* **INSTRUCTIONS FOR THE TASK**
Leave out the pictures and repeat every record exactly.

○ ○ ○ ○ ○

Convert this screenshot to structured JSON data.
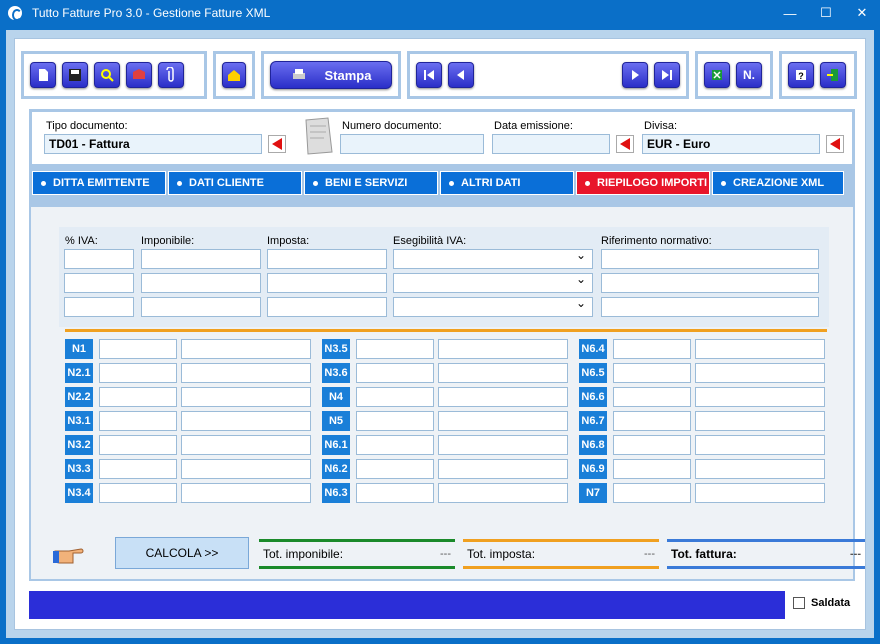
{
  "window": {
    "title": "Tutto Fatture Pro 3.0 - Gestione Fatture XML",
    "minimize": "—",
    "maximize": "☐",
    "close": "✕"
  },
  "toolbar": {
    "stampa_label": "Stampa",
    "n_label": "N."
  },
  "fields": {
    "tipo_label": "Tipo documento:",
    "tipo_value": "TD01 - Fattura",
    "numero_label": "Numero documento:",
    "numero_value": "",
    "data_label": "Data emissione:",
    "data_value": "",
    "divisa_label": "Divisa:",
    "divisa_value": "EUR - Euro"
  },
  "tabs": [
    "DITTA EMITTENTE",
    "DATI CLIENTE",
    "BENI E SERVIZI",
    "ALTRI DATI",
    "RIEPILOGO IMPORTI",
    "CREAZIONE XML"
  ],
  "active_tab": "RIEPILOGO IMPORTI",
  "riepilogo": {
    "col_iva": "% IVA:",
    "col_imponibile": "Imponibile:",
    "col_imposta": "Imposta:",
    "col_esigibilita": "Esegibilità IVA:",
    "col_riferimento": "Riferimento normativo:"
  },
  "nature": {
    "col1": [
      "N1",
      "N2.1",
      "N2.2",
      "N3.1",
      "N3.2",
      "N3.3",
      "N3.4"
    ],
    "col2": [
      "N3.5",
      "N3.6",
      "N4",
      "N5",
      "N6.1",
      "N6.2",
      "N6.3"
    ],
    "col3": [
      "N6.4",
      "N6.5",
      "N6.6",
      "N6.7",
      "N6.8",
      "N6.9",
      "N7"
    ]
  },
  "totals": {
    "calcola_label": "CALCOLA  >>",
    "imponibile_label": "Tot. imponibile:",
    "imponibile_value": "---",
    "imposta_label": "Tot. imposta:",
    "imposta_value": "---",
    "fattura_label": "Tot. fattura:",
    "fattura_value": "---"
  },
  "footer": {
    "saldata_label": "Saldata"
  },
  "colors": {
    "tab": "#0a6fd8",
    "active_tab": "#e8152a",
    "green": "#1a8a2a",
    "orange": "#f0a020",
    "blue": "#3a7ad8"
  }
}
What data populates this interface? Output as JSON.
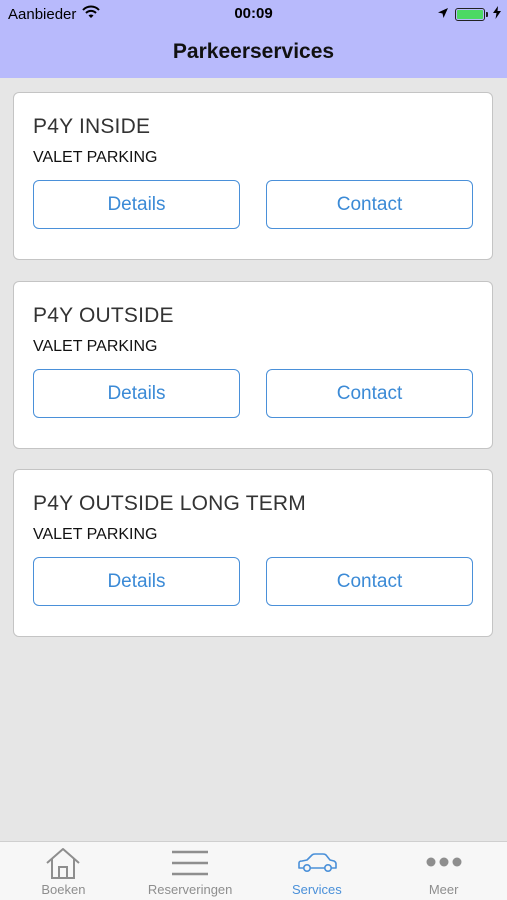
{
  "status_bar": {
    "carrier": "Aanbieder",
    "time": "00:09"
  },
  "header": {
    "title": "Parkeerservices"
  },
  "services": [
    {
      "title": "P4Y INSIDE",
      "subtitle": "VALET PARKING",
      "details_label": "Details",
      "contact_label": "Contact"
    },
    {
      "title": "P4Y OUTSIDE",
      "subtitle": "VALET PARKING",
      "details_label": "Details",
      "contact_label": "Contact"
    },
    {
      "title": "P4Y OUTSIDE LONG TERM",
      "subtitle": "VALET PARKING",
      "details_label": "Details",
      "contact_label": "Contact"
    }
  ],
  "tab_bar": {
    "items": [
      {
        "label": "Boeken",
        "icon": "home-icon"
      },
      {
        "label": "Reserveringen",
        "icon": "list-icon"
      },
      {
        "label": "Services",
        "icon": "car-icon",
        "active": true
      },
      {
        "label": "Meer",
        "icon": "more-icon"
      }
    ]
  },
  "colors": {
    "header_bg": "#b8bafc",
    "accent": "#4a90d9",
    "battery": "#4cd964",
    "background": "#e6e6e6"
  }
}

○ ○ ○ ○ ○

* **TASK ANSWER**
Convert this screenshot to structured JSON data.
{
  "window": {
    "title": "Tutto Fatture Pro 3.0 - Gestione Fatture XML",
    "minimize": "—",
    "maximize": "☐",
    "close": "✕"
  },
  "toolbar": {
    "stampa_label": "Stampa",
    "n_label": "N."
  },
  "fields": {
    "tipo_label": "Tipo documento:",
    "tipo_value": "TD01 - Fattura",
    "numero_label": "Numero documento:",
    "numero_value": "",
    "data_label": "Data emissione:",
    "data_value": "",
    "divisa_label": "Divisa:",
    "divisa_value": "EUR - Euro"
  },
  "tabs": [
    "DITTA EMITTENTE",
    "DATI CLIENTE",
    "BENI E SERVIZI",
    "ALTRI DATI",
    "RIEPILOGO IMPORTI",
    "CREAZIONE XML"
  ],
  "active_tab": "RIEPILOGO IMPORTI",
  "riepilogo": {
    "col_iva": "% IVA:",
    "col_imponibile": "Imponibile:",
    "col_imposta": "Imposta:",
    "col_esigibilita": "Esegibilità IVA:",
    "col_riferimento": "Riferimento normativo:"
  },
  "nature": {
    "col1": [
      "N1",
      "N2.1",
      "N2.2",
      "N3.1",
      "N3.2",
      "N3.3",
      "N3.4"
    ],
    "col2": [
      "N3.5",
      "N3.6",
      "N4",
      "N5",
      "N6.1",
      "N6.2",
      "N6.3"
    ],
    "col3": [
      "N6.4",
      "N6.5",
      "N6.6",
      "N6.7",
      "N6.8",
      "N6.9",
      "N7"
    ]
  },
  "totals": {
    "calcola_label": "CALCOLA  >>",
    "imponibile_label": "Tot. imponibile:",
    "imponibile_value": "---",
    "imposta_label": "Tot. imposta:",
    "imposta_value": "---",
    "fattura_label": "Tot. fattura:",
    "fattura_value": "---"
  },
  "footer": {
    "saldata_label": "Saldata"
  },
  "colors": {
    "tab": "#0a6fd8",
    "active_tab": "#e8152a",
    "green": "#1a8a2a",
    "orange": "#f0a020",
    "blue": "#3a7ad8"
  }
}
What data populates this interface? Output as JSON.
{
  "status_bar": {
    "carrier": "Aanbieder",
    "time": "00:09"
  },
  "header": {
    "title": "Parkeerservices"
  },
  "services": [
    {
      "title": "P4Y INSIDE",
      "subtitle": "VALET PARKING",
      "details_label": "Details",
      "contact_label": "Contact"
    },
    {
      "title": "P4Y OUTSIDE",
      "subtitle": "VALET PARKING",
      "details_label": "Details",
      "contact_label": "Contact"
    },
    {
      "title": "P4Y OUTSIDE LONG TERM",
      "subtitle": "VALET PARKING",
      "details_label": "Details",
      "contact_label": "Contact"
    }
  ],
  "tab_bar": {
    "items": [
      {
        "label": "Boeken",
        "icon": "home-icon"
      },
      {
        "label": "Reserveringen",
        "icon": "list-icon"
      },
      {
        "label": "Services",
        "icon": "car-icon",
        "active": true
      },
      {
        "label": "Meer",
        "icon": "more-icon"
      }
    ]
  },
  "colors": {
    "header_bg": "#b8bafc",
    "accent": "#4a90d9",
    "battery": "#4cd964",
    "background": "#e6e6e6"
  }
}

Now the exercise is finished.